§ What the task requires
Leave out the pictures and return every entry exactly as it appears.

[Data items]
<<<<

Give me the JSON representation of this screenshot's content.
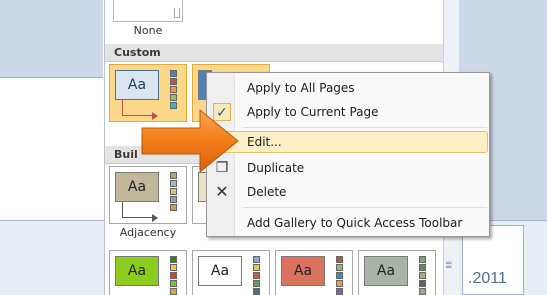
{
  "gallery": {
    "none_label": "None",
    "sections": {
      "custom": "Custom",
      "builtin": "Buil"
    },
    "thumb_text": "Aa",
    "adjacency_label": "Adjacency"
  },
  "context_menu": {
    "items": [
      {
        "label": "Apply to All Pages"
      },
      {
        "label": "Apply to Current Page"
      },
      {
        "label": "Edit..."
      },
      {
        "label": "Duplicate"
      },
      {
        "label": "Delete"
      },
      {
        "label": "Add Gallery to Quick Access Toolbar"
      }
    ]
  },
  "background": {
    "year_text": ".2011"
  },
  "colors": {
    "accent_orange": "#f07d1a",
    "hover": "#fdf0c6",
    "selected_thumb": "#fbd88a"
  }
}
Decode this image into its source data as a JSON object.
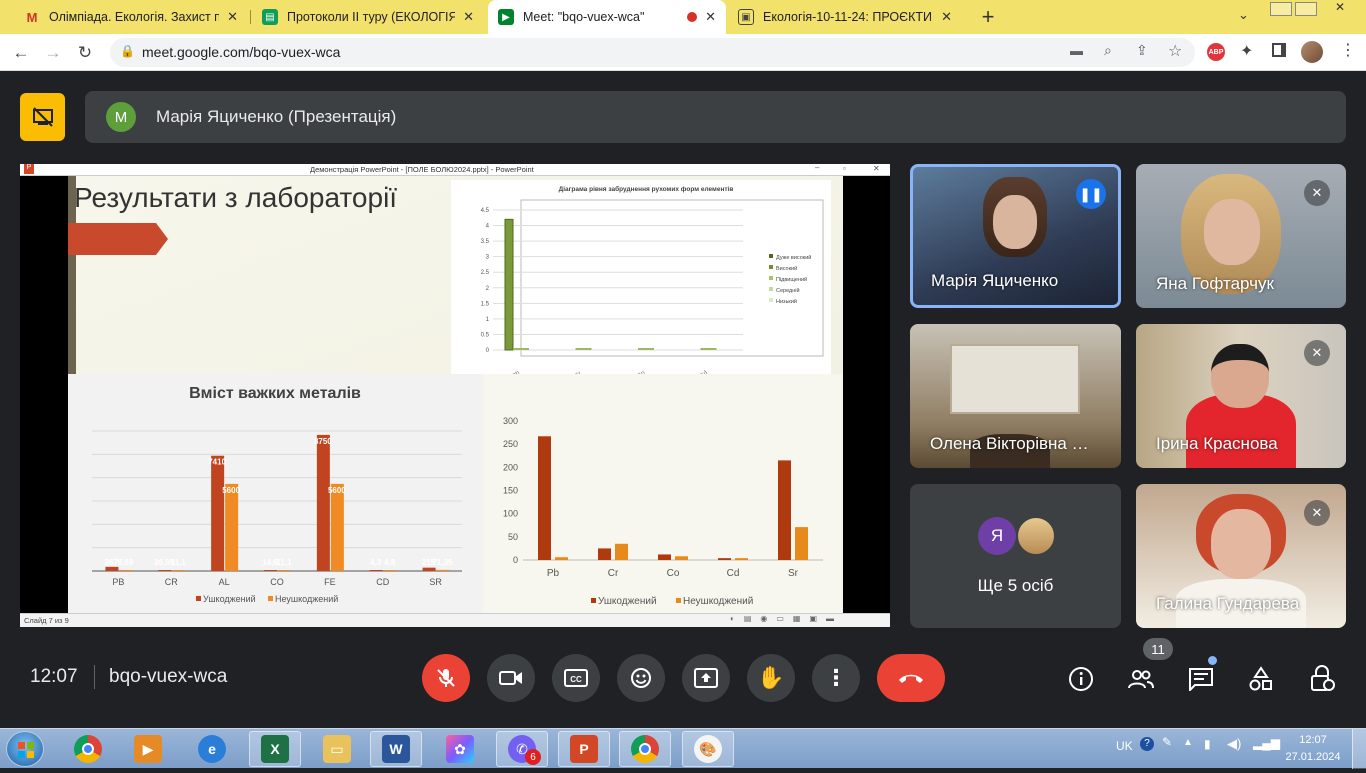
{
  "browser": {
    "tabs": [
      {
        "title": "Олімпіада. Екологія. Захист про…",
        "icon": "gmail-icon",
        "active": false
      },
      {
        "title": "Протоколи ІІ туру (ЕКОЛОГІЯ) 20…",
        "icon": "sheets-icon",
        "active": false
      },
      {
        "title": "Meet: \"bqo-vuex-wca\"",
        "icon": "meet-icon",
        "active": true
      },
      {
        "title": "Екологія-10-11-24: ПРОЄКТИ - …",
        "icon": "classroom-icon",
        "active": false
      }
    ],
    "url": "meet.google.com/bqo-vuex-wca"
  },
  "meet": {
    "presenter_initial": "M",
    "presenter_label": "Марія Яциченко (Презентація)",
    "time": "12:07",
    "meeting_code": "bqo-vuex-wca",
    "participant_count": "11",
    "others_label": "Ще 5 осіб",
    "others_initial": "Я",
    "participants": [
      {
        "name": "Марія Яциченко",
        "speaking": true
      },
      {
        "name": "Яна Гофтарчук",
        "muted": true
      },
      {
        "name": "Олена Вікторівна …"
      },
      {
        "name": "Ірина Краснова",
        "muted": true
      },
      {
        "name": "Галина Гундарева",
        "muted": true
      }
    ]
  },
  "slide": {
    "window_title": "Демонстрація PowerPoint - [ПОЛЕ БОЛЮ2024.pptx] - PowerPoint",
    "title": "Результати з лабораторії",
    "status": "Слайд 7 из 9",
    "chart1_title": "Діаграма рівня забруднення рухомих форм елементів",
    "chart2_title": "Вміст важких металів"
  },
  "chart_data": [
    {
      "type": "bar",
      "title": "Діаграма рівня забруднення рухомих форм елементів",
      "categories": [
        "Pb",
        "Cr",
        "Co",
        "Cd"
      ],
      "series": [
        {
          "name": "Дуже високий",
          "values": [
            0,
            0,
            0,
            0
          ]
        },
        {
          "name": "Високий",
          "values": [
            4.2,
            0,
            0,
            0
          ]
        },
        {
          "name": "Підвищений",
          "values": [
            0,
            0,
            0,
            0
          ]
        },
        {
          "name": "Середній",
          "values": [
            0,
            0,
            0,
            0
          ]
        },
        {
          "name": "Низький",
          "values": [
            0,
            0,
            0,
            0
          ]
        }
      ],
      "yticks": [
        "0",
        "0.5",
        "1",
        "1.5",
        "2",
        "2.5",
        "3",
        "3.5",
        "4",
        "4.5"
      ],
      "ylim": [
        0,
        4.5
      ]
    },
    {
      "type": "bar",
      "title": "Вміст важких металів",
      "categories": [
        "PB",
        "CR",
        "AL",
        "CO",
        "FE",
        "CD",
        "SR"
      ],
      "series": [
        {
          "name": "Ушкоджений",
          "values": [
            267,
            26.95,
            7410,
            14.6,
            8750,
            4.3,
            215
          ],
          "labels": [
            "267",
            "26,95",
            "7410",
            "14,6",
            "8750",
            "4,3",
            "215"
          ]
        },
        {
          "name": "Неушкоджений",
          "values": [
            8.69,
            11.1,
            5600,
            11.1,
            5600,
            4.8,
            71.35
          ],
          "labels": [
            "8,69",
            "11,1",
            "5600",
            "11,1",
            "5600",
            "4,8",
            "71,35"
          ]
        }
      ]
    },
    {
      "type": "bar",
      "categories": [
        "Pb",
        "Cr",
        "Co",
        "Cd",
        "Sr"
      ],
      "series": [
        {
          "name": "Ушкоджений",
          "values": [
            267,
            25,
            12,
            4,
            215
          ]
        },
        {
          "name": "Неушкоджений",
          "values": [
            6,
            35,
            8,
            4,
            71
          ]
        }
      ],
      "yticks": [
        "0",
        "50",
        "100",
        "150",
        "200",
        "250",
        "300"
      ],
      "ylim": [
        0,
        300
      ]
    }
  ],
  "taskbar": {
    "apps": [
      "chrome",
      "media",
      "ie",
      "excel",
      "explorer",
      "word",
      "paint-3d",
      "viber",
      "powerpoint",
      "chrome",
      "paint"
    ],
    "viber_badge": "6",
    "lang": "UK",
    "time": "12:07",
    "date": "27.01.2024"
  }
}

>>>>

§ Complete response
Give me the JSON representation of this screenshot's content.
{
  "gallery": {
    "none_label": "None",
    "sections": {
      "custom": "Custom",
      "builtin": "Buil"
    },
    "thumb_text": "Aa",
    "adjacency_label": "Adjacency"
  },
  "context_menu": {
    "items": [
      {
        "label": "Apply to All Pages"
      },
      {
        "label": "Apply to Current Page"
      },
      {
        "label": "Edit..."
      },
      {
        "label": "Duplicate"
      },
      {
        "label": "Delete"
      },
      {
        "label": "Add Gallery to Quick Access Toolbar"
      }
    ]
  },
  "background": {
    "year_text": ".2011"
  },
  "colors": {
    "accent_orange": "#f07d1a",
    "hover": "#fdf0c6",
    "selected_thumb": "#fbd88a"
  }
}
Decode this image into its source data as a JSON object.
{
  "browser": {
    "tabs": [
      {
        "title": "Олімпіада. Екологія. Захист про…",
        "icon": "gmail-icon",
        "active": false
      },
      {
        "title": "Протоколи ІІ туру (ЕКОЛОГІЯ) 20…",
        "icon": "sheets-icon",
        "active": false
      },
      {
        "title": "Meet: \"bqo-vuex-wca\"",
        "icon": "meet-icon",
        "active": true
      },
      {
        "title": "Екологія-10-11-24: ПРОЄКТИ - …",
        "icon": "classroom-icon",
        "active": false
      }
    ],
    "url": "meet.google.com/bqo-vuex-wca"
  },
  "meet": {
    "presenter_initial": "M",
    "presenter_label": "Марія Яциченко (Презентація)",
    "time": "12:07",
    "meeting_code": "bqo-vuex-wca",
    "participant_count": "11",
    "others_label": "Ще 5 осіб",
    "others_initial": "Я",
    "participants": [
      {
        "name": "Марія Яциченко",
        "speaking": true
      },
      {
        "name": "Яна Гофтарчук",
        "muted": true
      },
      {
        "name": "Олена Вікторівна …"
      },
      {
        "name": "Ірина Краснова",
        "muted": true
      },
      {
        "name": "Галина Гундарева",
        "muted": true
      }
    ]
  },
  "slide": {
    "window_title": "Демонстрація PowerPoint - [ПОЛЕ БОЛЮ2024.pptx] - PowerPoint",
    "title": "Результати з лабораторії",
    "status": "Слайд 7 из 9",
    "chart1_title": "Діаграма рівня забруднення рухомих форм елементів",
    "chart2_title": "Вміст важких металів"
  },
  "chart_data": [
    {
      "type": "bar",
      "title": "Діаграма рівня забруднення рухомих форм елементів",
      "categories": [
        "Pb",
        "Cr",
        "Co",
        "Cd"
      ],
      "series": [
        {
          "name": "Дуже високий",
          "values": [
            0,
            0,
            0,
            0
          ]
        },
        {
          "name": "Високий",
          "values": [
            4.2,
            0,
            0,
            0
          ]
        },
        {
          "name": "Підвищений",
          "values": [
            0,
            0,
            0,
            0
          ]
        },
        {
          "name": "Середній",
          "values": [
            0,
            0,
            0,
            0
          ]
        },
        {
          "name": "Низький",
          "values": [
            0,
            0,
            0,
            0
          ]
        }
      ],
      "yticks": [
        "0",
        "0.5",
        "1",
        "1.5",
        "2",
        "2.5",
        "3",
        "3.5",
        "4",
        "4.5"
      ],
      "ylim": [
        0,
        4.5
      ]
    },
    {
      "type": "bar",
      "title": "Вміст важких металів",
      "categories": [
        "PB",
        "CR",
        "AL",
        "CO",
        "FE",
        "CD",
        "SR"
      ],
      "series": [
        {
          "name": "Ушкоджений",
          "values": [
            267,
            26.95,
            7410,
            14.6,
            8750,
            4.3,
            215
          ],
          "labels": [
            "267",
            "26,95",
            "7410",
            "14,6",
            "8750",
            "4,3",
            "215"
          ]
        },
        {
          "name": "Неушкоджений",
          "values": [
            8.69,
            11.1,
            5600,
            11.1,
            5600,
            4.8,
            71.35
          ],
          "labels": [
            "8,69",
            "11,1",
            "5600",
            "11,1",
            "5600",
            "4,8",
            "71,35"
          ]
        }
      ]
    },
    {
      "type": "bar",
      "categories": [
        "Pb",
        "Cr",
        "Co",
        "Cd",
        "Sr"
      ],
      "series": [
        {
          "name": "Ушкоджений",
          "values": [
            267,
            25,
            12,
            4,
            215
          ]
        },
        {
          "name": "Неушкоджений",
          "values": [
            6,
            35,
            8,
            4,
            71
          ]
        }
      ],
      "yticks": [
        "0",
        "50",
        "100",
        "150",
        "200",
        "250",
        "300"
      ],
      "ylim": [
        0,
        300
      ]
    }
  ],
  "taskbar": {
    "apps": [
      "chrome",
      "media",
      "ie",
      "excel",
      "explorer",
      "word",
      "paint-3d",
      "viber",
      "powerpoint",
      "chrome",
      "paint"
    ],
    "viber_badge": "6",
    "lang": "UK",
    "time": "12:07",
    "date": "27.01.2024"
  }
}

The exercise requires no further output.